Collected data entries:
..........

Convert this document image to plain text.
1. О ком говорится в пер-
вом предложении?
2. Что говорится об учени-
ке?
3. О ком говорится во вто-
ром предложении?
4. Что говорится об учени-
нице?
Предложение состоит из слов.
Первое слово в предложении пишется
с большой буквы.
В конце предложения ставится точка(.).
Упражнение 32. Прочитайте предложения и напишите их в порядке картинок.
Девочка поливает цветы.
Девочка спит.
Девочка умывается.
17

..........

Find the lines above that include the string "говорится" and copy them.

- **TASK RESPONSE**:
1. О ком говорится в пер-
2. Что говорится об учени-
3. О ком говорится во вто-
4. Что говорится об учени-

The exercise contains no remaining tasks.